*やること 1:*
次の(a)〜(c)がリウマチフォーラムの文章の内容に合っているかどうかを、はいかいいえで答えてください。それぞれ、決め手になる文章中の言葉をそのまま引用してください。
(a) 今回から、会の共催が中外製薬になった。
(b) 川畑教授は、昨年4月に聖マリアンナ医科大学に着任した。
(c) 講演のテーマは、若いリウマチ患者の治療だった。
*やること 2:* リウマチフォーラムの文章を、最後の文の後から続けて書いてください。
─── 元の文章 ───
2018年2月15日木曜日

第22回田園都市リウマチフォーラム


今回から、共催はファイザー製薬から中外製薬に変更になりました。もともとは、ファイザーが企画主催していた、元聖マリアンナ医科大学の山田先生の連続講演会を引き継ぐ形で始まったのですが、昨今のいろいろな大人の事情で、ファイザーが手を下したということです。

この手の会を行うことは、透明性・公平性などのいろいろな条件が求められるようになり、なかなか厳しい時代になってきたのですが、こちらもやるからには自分たちが勉強したいテーマをはずしたくはありません。

とは言っても、完全に自立して運営することは難しいので、ある程度の妥協はしかたがない。中外は何とかこちらの希望も最大限くみ取ってもらえて、初回としてはけっこう実のある会にできたように思います。

講演は昨年4月に聖マリアンナ医科大学に新しく着任した川畑教授による、「高齢リウマチの治療戦略」というもの。地域の中では、リウマチ関連では最寄りの大学ですから、聖マリアンナ医科大学との病診連携は重要で、川畑新教授には、ぜひこの会の存在を知ってもらい、今後もいろいろと協力をしていただければ嬉しいかぎりです。

超高齢化社会となった日本では、病気の発症も高齢化してきており、リウマチも例外ではありません。治療戦略は高齢になるほど限定的にならざるをえず、その選択は苦慮することが増えました。

問題点と、その対応について突っ込んだ話を聞くことができて、大変勉強になりましたが、同時に今日からの診療での疑問・悩みも増えたかもしれません。今後も、勉強を怠れないテーマの一つです。
─── 入力データ ───
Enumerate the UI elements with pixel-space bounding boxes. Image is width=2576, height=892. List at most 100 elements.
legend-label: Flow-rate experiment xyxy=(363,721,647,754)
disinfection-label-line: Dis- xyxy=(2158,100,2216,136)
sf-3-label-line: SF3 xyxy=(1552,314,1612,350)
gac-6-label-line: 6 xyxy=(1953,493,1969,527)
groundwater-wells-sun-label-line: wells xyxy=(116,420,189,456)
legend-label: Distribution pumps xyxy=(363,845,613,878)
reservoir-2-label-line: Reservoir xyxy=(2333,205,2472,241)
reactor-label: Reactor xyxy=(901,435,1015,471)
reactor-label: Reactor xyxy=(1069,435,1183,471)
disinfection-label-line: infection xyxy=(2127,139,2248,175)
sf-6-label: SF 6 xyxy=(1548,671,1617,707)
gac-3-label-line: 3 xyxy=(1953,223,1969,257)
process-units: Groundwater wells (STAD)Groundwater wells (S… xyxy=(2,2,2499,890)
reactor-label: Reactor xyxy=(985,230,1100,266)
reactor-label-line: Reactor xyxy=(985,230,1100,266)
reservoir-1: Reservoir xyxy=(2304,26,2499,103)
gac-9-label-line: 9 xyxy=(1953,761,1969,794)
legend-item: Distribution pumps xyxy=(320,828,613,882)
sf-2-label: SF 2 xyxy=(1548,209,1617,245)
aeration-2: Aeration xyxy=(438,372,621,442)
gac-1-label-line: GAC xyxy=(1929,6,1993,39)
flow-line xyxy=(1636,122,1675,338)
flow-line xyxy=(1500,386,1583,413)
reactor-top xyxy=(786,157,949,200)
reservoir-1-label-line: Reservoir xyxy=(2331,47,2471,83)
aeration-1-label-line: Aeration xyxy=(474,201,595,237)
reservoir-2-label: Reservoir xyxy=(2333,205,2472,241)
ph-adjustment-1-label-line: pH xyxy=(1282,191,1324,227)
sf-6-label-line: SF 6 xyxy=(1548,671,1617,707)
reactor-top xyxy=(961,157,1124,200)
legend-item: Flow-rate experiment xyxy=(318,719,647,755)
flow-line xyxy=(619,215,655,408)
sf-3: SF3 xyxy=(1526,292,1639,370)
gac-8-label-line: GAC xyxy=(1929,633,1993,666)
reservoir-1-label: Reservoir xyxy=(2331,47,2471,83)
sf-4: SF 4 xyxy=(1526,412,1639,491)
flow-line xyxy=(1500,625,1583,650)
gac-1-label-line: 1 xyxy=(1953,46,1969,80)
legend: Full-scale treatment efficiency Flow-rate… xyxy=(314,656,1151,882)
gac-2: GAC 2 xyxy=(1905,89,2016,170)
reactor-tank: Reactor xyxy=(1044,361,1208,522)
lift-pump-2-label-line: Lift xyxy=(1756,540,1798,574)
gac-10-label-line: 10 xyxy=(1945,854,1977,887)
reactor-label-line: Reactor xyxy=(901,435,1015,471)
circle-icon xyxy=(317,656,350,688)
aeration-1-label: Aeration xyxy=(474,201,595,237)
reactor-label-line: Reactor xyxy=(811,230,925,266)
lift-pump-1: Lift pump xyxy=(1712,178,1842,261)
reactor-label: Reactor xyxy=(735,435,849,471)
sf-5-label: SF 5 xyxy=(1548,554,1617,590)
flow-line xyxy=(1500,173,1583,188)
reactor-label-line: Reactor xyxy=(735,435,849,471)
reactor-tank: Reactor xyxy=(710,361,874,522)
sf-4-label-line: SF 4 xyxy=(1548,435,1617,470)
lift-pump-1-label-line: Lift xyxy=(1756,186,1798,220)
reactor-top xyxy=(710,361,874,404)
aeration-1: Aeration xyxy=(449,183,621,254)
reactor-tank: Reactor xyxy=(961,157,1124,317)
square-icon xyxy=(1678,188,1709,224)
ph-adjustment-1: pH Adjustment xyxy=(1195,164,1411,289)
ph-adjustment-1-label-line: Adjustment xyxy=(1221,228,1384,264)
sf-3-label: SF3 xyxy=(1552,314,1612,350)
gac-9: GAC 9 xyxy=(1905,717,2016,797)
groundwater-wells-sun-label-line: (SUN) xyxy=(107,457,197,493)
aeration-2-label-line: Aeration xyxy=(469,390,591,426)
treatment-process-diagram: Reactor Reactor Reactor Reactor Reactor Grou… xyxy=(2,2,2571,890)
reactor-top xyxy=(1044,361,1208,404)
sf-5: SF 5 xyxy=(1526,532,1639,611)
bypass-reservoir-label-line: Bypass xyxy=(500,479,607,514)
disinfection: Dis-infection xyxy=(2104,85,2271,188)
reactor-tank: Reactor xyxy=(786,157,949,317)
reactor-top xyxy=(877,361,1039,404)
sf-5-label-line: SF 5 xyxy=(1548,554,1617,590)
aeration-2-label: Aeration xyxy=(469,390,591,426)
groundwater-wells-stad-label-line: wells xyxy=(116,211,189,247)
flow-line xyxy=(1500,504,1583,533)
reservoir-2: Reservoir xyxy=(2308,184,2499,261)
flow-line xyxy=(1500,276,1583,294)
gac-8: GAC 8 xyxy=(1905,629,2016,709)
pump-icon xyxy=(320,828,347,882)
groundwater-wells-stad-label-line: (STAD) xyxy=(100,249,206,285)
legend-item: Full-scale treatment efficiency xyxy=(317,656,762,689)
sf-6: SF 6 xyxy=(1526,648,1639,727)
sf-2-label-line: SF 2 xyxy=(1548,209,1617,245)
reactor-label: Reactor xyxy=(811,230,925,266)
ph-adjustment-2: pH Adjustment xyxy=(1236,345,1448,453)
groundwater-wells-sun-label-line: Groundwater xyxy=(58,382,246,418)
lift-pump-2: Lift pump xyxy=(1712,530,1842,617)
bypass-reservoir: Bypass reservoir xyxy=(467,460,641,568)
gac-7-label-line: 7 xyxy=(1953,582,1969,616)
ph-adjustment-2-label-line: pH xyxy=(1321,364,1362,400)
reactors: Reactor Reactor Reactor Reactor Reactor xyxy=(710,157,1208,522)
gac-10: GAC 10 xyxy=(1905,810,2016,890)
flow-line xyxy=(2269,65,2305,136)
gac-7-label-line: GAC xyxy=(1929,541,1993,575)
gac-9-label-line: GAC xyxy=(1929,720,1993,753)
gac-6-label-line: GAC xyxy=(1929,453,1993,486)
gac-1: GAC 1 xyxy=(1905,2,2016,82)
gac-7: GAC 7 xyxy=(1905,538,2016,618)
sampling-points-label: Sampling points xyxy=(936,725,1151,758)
───
*答え 1:*
(a) はい。「今回から、共催はファイザー製薬から中外製薬に変更になりました。」
(b) はい。「昨年4月に聖マリアンナ医科大学に新しく着任した川畑教授」
(c) いいえ。「「高齢リウマチの治療戦略」というもの」

*答え 2:*
さて、この会の重要な部分が「症例検討会」です。医学の知見は一つ一つの症例の積み重ねです。一つの症例が、全体に適応するとは限りませんが、その一つを疎かにしては医学そのものが成り立ちません。

今の製薬業界は、お互いに「一定の統計学的に妥当な知見」に拘って互いにけん制しあう状況にあります。これは、いろいろなデータ捏造問題などが発覚したためですが、少しでもコンセンサスが得られていない、あるいは根拠が明らかになっていない話は一切してはいけないということらしい。

たった一つの症例で、診断の妥当性、治療の方針などを語ることはもってのほか。ましてや、この手の会で、記録として文書に残すことは絶対にだめで、視覚的に見せたりするだけでも厳しい条件がつきます。

そんな難しい制約がありますが、今回は新横浜整形外科・リウマチクリニックの菱山先生に「妊娠希望のコントロール不良患者さん」の症例を提示してもらいました。

当然、妊娠・出産年齢も高齢化してきている現状では、今まで以上に問題となるケースが増えてくるテーマだと思いますので、リウマチ診療をしていると他人ごとではありません。

当然、正解は簡単には決められないのですが、いろいろな考え方がディスカッションされ、患者さんと治療の方針を決めていく際に参考になる話がたくさんあり、大変有意義な検討会にできたと思います。

おかけで、今後もこの流れを死守して、会を継続していくことが大変重要だなと再確認できました。